■ Brano riportato
★ ★ ★

• Diario d'ascolto
  • 8 Febbraio 2024

    BUSSOTTI (GENIO ESTROVERSO) PAR LUI-MÊME

      Carlo Piccardi

    «Bussotti par lui-même» (titolo che diedi a un mio programma concepito nel 1975 per la Televisione della Svizzera italiana con la partecipazione di Elise Ross, Giancarlo Cardini, Italo Gomez, Rocco e romano Amidei): l’autoritratto è sembrato l’unica possibilità per descrivere Sylvano Bussotti nella molteplicità dei suoi ruoli che, attraverso la musica, l’hanno portato alla pittura, al teatro, alla danza in una prospettiva che imprevedibilmente riscatta in tempi difficili quali i nostri, l’ideale aristocratico e polivalente dell’artista rinascimentale.

    L’autoritratto era anche la sola possibilità per fermare in un’immagine riassuntiva le mille sfaccettature di un’esperienza artistica che, esaltando le occasioni più improponibili (la favola, la danza, il teatro da camera, il melologo, ecc.), aperte alla più sfrenata fantasia e all’intuizione più inconfessabile, non si lasciava ordinare in indagine sistematica. Nel momento stesso in cui il musicista si sottopone a intervista, il frammento dell’opera sua chiamato in causa rinasce sotto nuove spoglie, tessendo nuovi rapporti dove suono, immagine e parola, perfino nello spazio condizionato del documentario televisivo, ritrovano l’intuizione di un ordine capace di ricostituirsi attraverso diverse apparenze al di là dell’unicità usualmente riconosciuta a ogni opera d’arte.

    Da vari decenni ormai la musica contemporanea si è liberata dall’arido nozionismo dodecafonico che aveva visto il prevalere della componente teoretica sul fatto comunicativo. Sylvano Bussotti può vantarsi di aver sostenuto un ruolo di decisa sconfessione della composizione strutturalmente predeterminata, fin dalla sua apparizione nel 1958 ai famosi corsi estivi di Darmstadt, assurti durante gli anni Cinquanta a cittadella della Nuova Musica. Da allora in poi il compositore italiano si fece strada in campo internazionale legittimando la necessità di recuperare all’arte dapprima il principio stimolante del piacere («Passion selon Sade») e in seguito la dimensione fantastica («Bergkristall»), abbattendo ogni scrupolo di falso accademismo e ogni ostacolo che impedisse di riconoscere stretti rapporti di dipendenza con i precedenti storici, non solo con quelli ammissibili ma anche con quelli improponibili (non solo Mahler ma anche Puccini).

★ ★ ★

[Record estratti da una raccolta]
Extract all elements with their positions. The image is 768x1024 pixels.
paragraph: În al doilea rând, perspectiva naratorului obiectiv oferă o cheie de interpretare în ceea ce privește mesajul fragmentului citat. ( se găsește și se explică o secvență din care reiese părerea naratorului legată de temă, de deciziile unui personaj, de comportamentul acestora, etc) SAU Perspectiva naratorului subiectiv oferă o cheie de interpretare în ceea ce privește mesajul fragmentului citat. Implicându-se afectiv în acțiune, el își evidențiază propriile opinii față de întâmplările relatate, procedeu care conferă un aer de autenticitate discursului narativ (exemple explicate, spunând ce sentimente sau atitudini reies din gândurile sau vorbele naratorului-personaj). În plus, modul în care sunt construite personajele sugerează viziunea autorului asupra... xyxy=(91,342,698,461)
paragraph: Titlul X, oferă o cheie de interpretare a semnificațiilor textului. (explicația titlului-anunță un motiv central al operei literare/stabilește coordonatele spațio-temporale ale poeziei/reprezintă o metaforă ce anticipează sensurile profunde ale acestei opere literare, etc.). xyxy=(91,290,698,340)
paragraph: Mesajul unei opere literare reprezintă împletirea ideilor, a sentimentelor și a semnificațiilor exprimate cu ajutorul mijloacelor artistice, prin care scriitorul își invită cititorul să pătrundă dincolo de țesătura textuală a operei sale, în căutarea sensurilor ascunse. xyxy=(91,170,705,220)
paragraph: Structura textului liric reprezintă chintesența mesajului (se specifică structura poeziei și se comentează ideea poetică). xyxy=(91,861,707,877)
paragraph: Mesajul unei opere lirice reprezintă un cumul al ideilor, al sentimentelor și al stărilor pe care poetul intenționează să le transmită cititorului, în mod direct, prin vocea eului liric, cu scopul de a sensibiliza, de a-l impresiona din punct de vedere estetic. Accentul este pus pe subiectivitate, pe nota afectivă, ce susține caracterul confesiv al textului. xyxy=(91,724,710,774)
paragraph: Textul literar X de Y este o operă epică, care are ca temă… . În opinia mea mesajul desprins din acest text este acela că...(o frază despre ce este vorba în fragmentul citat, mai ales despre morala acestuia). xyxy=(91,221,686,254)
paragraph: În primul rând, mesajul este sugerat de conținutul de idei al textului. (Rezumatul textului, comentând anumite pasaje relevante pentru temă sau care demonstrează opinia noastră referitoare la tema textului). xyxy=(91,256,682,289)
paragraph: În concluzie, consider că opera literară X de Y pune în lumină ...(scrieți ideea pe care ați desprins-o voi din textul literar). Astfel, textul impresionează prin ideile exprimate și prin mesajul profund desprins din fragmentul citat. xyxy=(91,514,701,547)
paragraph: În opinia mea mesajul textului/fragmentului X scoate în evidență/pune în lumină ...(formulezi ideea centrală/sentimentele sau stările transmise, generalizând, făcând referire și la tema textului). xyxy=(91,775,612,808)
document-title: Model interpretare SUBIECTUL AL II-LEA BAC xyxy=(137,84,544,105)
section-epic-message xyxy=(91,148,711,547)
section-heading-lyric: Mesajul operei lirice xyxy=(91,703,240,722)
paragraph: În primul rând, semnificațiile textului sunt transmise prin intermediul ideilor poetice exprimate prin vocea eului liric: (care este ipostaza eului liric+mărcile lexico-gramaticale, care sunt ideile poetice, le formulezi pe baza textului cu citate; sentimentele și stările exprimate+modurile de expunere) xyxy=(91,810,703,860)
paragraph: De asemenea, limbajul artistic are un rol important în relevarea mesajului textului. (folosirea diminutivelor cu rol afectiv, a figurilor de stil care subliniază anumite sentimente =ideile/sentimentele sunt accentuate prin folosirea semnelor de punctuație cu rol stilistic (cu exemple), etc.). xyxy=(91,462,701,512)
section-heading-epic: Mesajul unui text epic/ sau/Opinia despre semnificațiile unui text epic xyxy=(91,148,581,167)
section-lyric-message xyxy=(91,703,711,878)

★ ★ ★

■ Obiettivi
A - In quale anno, secondo il testo su Bussotti, il compositore comparve ai corsi estivi di Darmstadt?
B - Fornisci il seguito del testo su Bussotti, partendo subito dopo la sua ultima frase.

■ Soluzioni
A - Nel 1958.

B -
    BUSSOTTI DISEGNO

    Da quando la sua esperienza ha cessato di confrontarsi deliberatamente alle fasi storiche dell’avanguardia (concezione seriale, alea, ecc.) per procedere lungo una linea chiamata a esaurire la propria dialettica all’interno della sfera personale, per non dire intima (esibita attraverso atteggiamenti tanto vistosi da sconcertare non poco gli osservatori critici abituati ad affrontare i problemi della musica contemporanea attraverso verifiche sui risultati al di là di ogni accento individualistico), è emerso inevitabilmente come termine di discorso il rischio dell’involuzione. In verità il caso Bussotti mette in imbarazzo non solo prendendo atto di questo orientamento, ma soprattutto nell’assenza di ritegno ad incentrare il discorso intorno ai presupposti personali, autobiografici addirittura, della propria esperienza.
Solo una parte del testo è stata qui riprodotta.